Aim |
Sift the listing for lines that hold the string "Design" and pull them out.

---

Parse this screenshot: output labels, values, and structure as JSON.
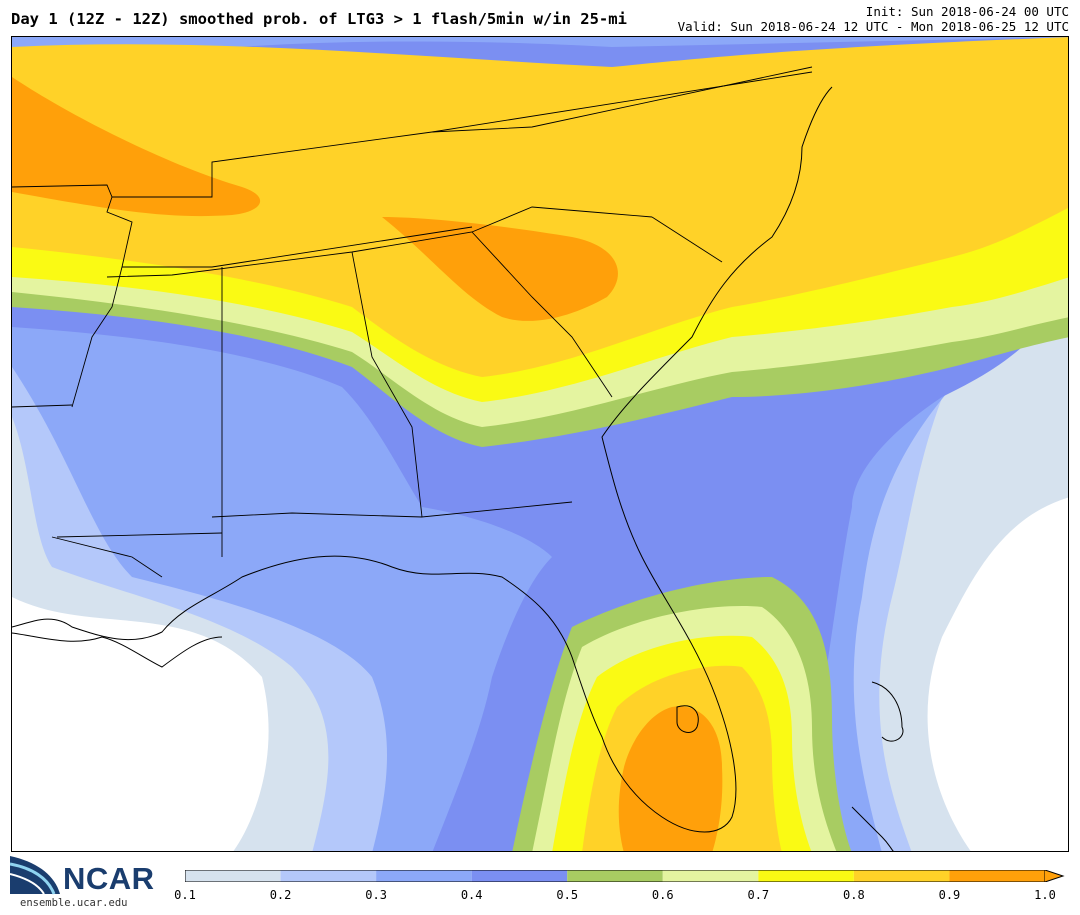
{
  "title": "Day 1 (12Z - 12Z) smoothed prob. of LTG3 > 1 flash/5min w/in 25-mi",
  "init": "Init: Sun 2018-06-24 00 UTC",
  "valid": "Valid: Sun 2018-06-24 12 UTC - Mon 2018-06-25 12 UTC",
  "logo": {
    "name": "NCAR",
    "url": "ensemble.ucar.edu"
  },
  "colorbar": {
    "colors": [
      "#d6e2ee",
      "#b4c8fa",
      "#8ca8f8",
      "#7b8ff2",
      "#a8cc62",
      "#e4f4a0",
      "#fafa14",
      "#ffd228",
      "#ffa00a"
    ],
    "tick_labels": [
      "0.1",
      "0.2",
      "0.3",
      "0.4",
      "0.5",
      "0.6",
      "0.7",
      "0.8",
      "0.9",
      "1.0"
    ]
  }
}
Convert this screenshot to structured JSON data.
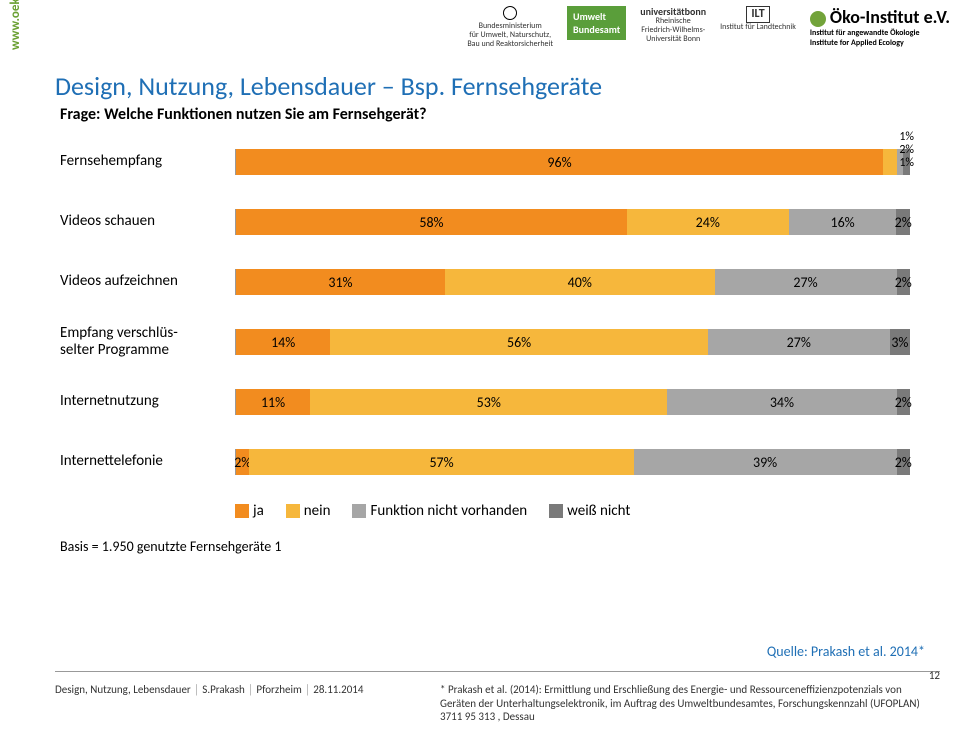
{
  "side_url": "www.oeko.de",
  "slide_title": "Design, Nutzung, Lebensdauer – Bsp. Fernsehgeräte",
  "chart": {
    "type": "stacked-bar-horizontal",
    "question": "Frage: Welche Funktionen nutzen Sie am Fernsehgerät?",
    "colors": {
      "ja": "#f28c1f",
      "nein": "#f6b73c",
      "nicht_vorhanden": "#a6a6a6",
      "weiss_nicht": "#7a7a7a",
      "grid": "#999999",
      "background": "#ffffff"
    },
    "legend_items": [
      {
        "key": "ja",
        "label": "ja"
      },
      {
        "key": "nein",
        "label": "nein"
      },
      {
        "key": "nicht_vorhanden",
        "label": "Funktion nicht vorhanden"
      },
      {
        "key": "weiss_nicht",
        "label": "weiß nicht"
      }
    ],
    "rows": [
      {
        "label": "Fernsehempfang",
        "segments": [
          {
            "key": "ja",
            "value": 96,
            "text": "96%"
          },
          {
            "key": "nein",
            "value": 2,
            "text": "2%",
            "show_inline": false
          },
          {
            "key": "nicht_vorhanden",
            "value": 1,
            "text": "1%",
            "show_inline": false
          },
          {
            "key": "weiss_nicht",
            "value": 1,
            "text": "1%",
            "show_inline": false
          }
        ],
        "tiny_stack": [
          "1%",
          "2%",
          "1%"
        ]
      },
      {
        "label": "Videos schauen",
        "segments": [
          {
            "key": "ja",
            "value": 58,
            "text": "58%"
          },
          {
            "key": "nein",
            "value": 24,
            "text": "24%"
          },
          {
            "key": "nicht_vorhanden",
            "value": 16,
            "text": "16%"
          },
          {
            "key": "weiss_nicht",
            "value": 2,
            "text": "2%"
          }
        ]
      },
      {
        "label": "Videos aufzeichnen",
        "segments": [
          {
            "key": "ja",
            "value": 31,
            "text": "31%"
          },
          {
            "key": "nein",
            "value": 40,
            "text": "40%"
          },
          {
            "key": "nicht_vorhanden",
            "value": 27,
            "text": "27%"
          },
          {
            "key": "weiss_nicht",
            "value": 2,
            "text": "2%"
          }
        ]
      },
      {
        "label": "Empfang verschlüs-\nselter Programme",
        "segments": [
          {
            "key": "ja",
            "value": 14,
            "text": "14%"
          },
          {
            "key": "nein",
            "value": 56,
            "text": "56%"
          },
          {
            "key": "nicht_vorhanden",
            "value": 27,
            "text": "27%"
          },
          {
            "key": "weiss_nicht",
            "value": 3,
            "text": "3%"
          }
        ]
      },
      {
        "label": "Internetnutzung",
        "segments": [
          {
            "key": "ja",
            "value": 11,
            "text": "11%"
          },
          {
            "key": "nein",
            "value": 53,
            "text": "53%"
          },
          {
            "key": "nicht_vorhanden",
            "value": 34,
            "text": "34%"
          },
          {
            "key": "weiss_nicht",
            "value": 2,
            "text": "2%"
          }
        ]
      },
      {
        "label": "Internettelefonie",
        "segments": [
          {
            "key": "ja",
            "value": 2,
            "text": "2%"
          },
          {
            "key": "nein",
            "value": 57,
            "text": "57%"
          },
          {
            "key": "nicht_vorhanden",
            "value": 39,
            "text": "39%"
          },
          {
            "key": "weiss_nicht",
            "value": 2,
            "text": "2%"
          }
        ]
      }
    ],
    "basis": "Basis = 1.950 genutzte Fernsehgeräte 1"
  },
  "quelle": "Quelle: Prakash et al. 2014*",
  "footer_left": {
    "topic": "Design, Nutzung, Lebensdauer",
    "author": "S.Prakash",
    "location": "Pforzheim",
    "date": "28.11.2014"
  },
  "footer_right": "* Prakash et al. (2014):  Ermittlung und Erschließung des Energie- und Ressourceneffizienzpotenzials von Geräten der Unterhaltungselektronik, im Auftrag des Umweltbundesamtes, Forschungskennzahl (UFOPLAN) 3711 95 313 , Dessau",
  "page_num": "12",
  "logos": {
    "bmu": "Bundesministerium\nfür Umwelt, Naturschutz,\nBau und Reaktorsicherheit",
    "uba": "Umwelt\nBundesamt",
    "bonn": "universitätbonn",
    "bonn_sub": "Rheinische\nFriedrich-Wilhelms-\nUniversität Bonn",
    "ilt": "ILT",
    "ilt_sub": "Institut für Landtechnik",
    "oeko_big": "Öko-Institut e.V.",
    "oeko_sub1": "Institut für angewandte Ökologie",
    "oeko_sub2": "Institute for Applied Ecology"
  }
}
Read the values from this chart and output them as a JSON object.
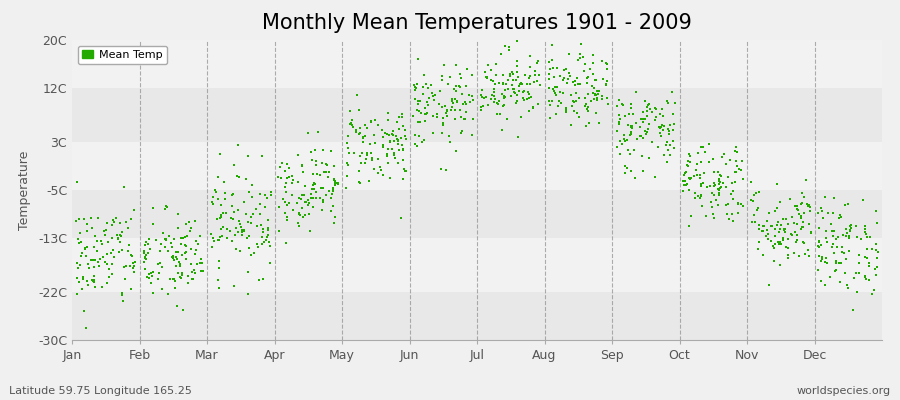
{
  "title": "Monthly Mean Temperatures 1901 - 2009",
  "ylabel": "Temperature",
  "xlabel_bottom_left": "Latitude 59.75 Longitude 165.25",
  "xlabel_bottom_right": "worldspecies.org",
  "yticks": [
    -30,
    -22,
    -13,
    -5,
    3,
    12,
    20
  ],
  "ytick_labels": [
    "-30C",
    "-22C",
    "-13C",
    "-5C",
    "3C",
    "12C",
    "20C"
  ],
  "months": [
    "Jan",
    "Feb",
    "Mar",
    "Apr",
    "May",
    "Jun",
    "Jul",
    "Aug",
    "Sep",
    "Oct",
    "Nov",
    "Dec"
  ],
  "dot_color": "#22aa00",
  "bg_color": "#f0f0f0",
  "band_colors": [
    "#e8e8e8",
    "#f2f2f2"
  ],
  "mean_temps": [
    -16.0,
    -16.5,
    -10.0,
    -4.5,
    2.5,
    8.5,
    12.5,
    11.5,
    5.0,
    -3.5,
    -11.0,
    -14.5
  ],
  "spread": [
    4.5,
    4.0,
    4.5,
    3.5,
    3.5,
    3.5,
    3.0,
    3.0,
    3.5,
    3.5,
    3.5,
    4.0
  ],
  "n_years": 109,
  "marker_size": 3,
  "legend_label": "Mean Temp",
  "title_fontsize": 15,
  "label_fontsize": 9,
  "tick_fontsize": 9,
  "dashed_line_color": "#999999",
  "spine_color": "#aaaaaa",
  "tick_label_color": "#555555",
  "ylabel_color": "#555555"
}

---

Exercise response |
  "slide_title": "Design, Nutzung, Lebensdauer – Bsp. Fernsehgeräte",
    "topic": "Design, Nutzung, Lebensdauer",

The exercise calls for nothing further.